(Your objective)
State only how many lines contain the string "Price".

(Working data)
★ ★ ★ ★ ★ ★ ★

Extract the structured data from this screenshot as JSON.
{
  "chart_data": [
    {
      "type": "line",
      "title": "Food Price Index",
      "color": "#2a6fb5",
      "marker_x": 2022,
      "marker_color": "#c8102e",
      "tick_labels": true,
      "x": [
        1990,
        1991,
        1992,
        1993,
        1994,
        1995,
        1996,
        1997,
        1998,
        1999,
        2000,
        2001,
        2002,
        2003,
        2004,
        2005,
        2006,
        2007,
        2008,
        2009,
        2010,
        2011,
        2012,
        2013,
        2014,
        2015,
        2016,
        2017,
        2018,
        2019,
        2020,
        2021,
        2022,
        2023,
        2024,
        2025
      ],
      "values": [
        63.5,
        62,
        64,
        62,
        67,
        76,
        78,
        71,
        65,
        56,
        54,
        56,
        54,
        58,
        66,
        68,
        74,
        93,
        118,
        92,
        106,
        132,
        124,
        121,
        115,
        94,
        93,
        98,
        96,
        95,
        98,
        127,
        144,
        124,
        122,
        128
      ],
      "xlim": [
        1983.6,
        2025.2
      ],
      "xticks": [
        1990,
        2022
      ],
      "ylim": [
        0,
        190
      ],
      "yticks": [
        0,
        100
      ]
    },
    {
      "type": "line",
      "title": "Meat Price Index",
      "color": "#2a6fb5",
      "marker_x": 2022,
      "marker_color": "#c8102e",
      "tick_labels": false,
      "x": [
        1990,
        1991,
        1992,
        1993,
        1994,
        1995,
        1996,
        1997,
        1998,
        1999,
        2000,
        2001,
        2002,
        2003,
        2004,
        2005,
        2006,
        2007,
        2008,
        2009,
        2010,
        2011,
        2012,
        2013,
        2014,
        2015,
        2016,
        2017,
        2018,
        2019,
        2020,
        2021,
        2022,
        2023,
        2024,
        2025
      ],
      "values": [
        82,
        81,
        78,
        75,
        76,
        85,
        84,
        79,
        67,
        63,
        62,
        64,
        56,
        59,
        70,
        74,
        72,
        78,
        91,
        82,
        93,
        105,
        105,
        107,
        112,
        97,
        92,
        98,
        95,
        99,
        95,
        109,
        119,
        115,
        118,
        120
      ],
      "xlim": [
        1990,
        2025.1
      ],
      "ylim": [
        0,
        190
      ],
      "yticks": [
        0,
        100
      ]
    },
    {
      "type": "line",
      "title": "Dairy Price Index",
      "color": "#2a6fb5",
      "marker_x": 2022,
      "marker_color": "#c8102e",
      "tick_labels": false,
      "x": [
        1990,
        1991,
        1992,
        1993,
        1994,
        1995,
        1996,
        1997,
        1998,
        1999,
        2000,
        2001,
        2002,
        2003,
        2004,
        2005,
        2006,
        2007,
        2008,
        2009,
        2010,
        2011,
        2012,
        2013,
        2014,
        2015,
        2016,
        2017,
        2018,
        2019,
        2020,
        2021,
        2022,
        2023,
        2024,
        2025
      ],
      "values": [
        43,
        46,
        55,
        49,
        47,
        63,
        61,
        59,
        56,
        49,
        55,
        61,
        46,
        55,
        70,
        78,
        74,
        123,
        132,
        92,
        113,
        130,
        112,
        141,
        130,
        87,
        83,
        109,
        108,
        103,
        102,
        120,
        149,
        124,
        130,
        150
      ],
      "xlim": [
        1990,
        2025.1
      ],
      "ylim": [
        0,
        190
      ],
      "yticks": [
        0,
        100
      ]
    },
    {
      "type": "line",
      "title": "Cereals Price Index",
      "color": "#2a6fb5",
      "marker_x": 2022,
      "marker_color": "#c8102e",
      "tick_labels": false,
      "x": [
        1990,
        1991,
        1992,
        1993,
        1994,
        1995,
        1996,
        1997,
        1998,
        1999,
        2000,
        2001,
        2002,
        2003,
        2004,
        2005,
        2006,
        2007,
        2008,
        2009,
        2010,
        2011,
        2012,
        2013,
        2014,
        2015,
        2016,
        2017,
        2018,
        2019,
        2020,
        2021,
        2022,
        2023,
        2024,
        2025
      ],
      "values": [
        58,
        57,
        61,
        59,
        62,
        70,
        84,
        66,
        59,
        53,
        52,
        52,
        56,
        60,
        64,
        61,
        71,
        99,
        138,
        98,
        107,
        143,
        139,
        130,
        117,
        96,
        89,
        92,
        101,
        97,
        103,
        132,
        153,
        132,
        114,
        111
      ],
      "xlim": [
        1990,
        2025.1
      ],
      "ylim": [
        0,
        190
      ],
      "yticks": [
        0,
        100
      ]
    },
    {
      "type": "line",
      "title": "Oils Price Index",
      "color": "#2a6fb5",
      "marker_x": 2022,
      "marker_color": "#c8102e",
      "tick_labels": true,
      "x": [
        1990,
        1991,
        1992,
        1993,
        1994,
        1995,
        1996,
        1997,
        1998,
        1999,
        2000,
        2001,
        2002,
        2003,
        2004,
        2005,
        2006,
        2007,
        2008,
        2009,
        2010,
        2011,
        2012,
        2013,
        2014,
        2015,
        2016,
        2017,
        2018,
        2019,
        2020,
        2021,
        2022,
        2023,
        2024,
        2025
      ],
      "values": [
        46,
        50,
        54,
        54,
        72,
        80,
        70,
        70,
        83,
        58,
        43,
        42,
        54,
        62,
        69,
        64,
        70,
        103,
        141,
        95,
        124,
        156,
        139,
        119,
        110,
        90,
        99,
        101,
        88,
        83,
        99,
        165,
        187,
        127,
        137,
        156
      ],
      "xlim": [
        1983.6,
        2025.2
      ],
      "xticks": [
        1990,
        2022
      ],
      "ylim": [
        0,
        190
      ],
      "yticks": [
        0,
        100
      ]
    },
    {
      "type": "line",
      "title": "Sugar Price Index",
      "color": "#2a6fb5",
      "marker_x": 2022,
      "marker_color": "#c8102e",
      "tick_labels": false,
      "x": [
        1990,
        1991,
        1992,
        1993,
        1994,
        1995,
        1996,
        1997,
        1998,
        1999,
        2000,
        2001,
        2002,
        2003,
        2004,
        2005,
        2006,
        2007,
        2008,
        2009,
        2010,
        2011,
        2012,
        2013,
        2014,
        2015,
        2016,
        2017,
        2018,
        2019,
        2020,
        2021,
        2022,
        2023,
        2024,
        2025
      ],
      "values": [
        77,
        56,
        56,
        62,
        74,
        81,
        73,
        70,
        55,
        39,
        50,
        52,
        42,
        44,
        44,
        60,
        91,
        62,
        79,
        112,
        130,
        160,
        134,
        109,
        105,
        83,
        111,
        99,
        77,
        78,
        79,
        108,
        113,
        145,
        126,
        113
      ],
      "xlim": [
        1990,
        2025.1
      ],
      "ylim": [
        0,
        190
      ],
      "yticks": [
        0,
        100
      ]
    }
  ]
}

★ ★ ★ ★ ★ ★ ★

(Solution to the exercise)
6